**REQUIRED TASK**.
Reproduce the records below in full and word for word, excluding pictures.

[Start MATERIAL FOR THE TASK]

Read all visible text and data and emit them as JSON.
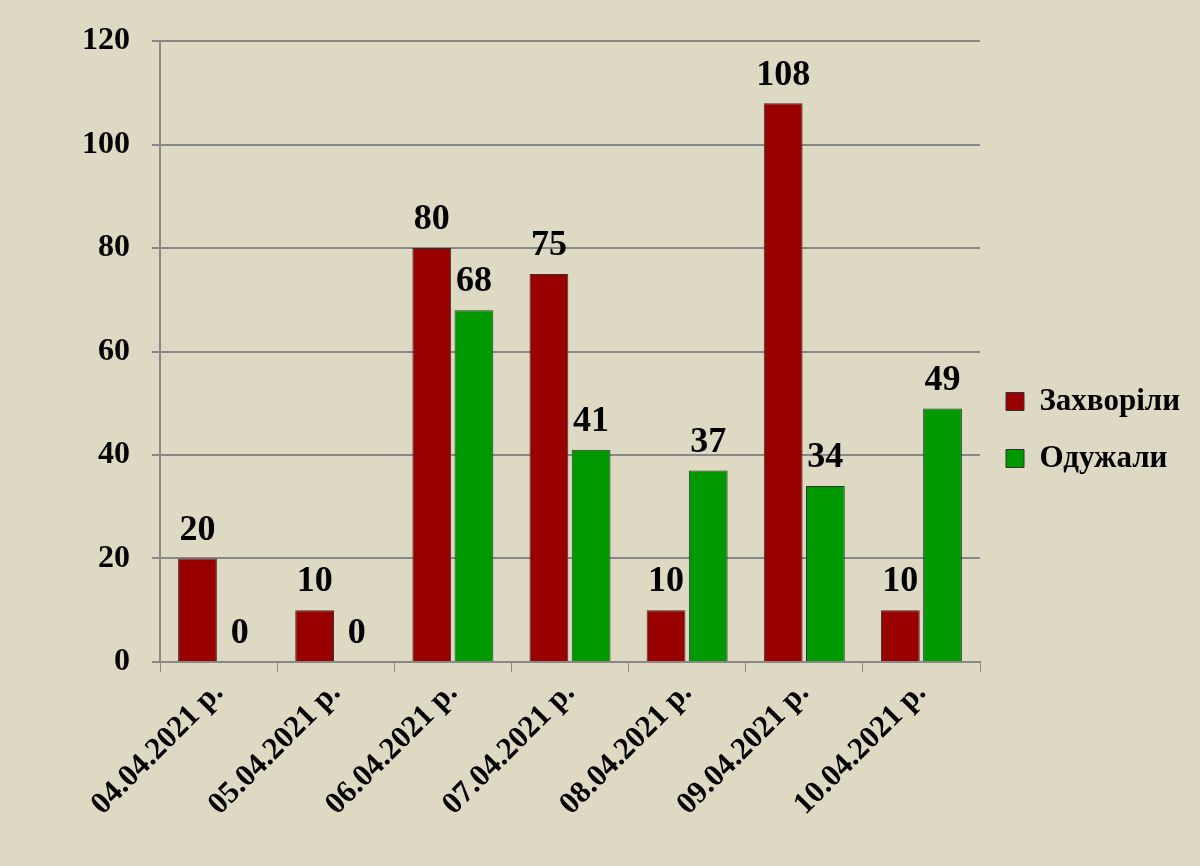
{
  "chart_data": {
    "type": "bar",
    "categories": [
      "04.04.2021 р.",
      "05.04.2021 р.",
      "06.04.2021 р.",
      "07.04.2021 р.",
      "08.04.2021 р.",
      "09.04.2021 р.",
      "10.04.2021 р."
    ],
    "series": [
      {
        "name": "Захворіли",
        "color": "#990000",
        "values": [
          20,
          10,
          80,
          75,
          10,
          108,
          10
        ]
      },
      {
        "name": "Одужали",
        "color": "#009900",
        "values": [
          0,
          0,
          68,
          41,
          37,
          34,
          49
        ]
      }
    ],
    "ylim": [
      0,
      120
    ],
    "yticks": [
      0,
      20,
      40,
      60,
      80,
      100,
      120
    ],
    "grid": "y",
    "legend": "right",
    "data_labels": true
  }
}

[End MATERIAL FOR THE TASK]

**RESULT**.
Read all visible text and data and emit them as JSON.
{
  "chart_data": {
    "type": "bar",
    "categories": [
      "04.04.2021 р.",
      "05.04.2021 р.",
      "06.04.2021 р.",
      "07.04.2021 р.",
      "08.04.2021 р.",
      "09.04.2021 р.",
      "10.04.2021 р."
    ],
    "series": [
      {
        "name": "Захворіли",
        "color": "#990000",
        "values": [
          20,
          10,
          80,
          75,
          10,
          108,
          10
        ]
      },
      {
        "name": "Одужали",
        "color": "#009900",
        "values": [
          0,
          0,
          68,
          41,
          37,
          34,
          49
        ]
      }
    ],
    "ylim": [
      0,
      120
    ],
    "yticks": [
      0,
      20,
      40,
      60,
      80,
      100,
      120
    ],
    "grid": "y",
    "legend": "right",
    "data_labels": true
  }
}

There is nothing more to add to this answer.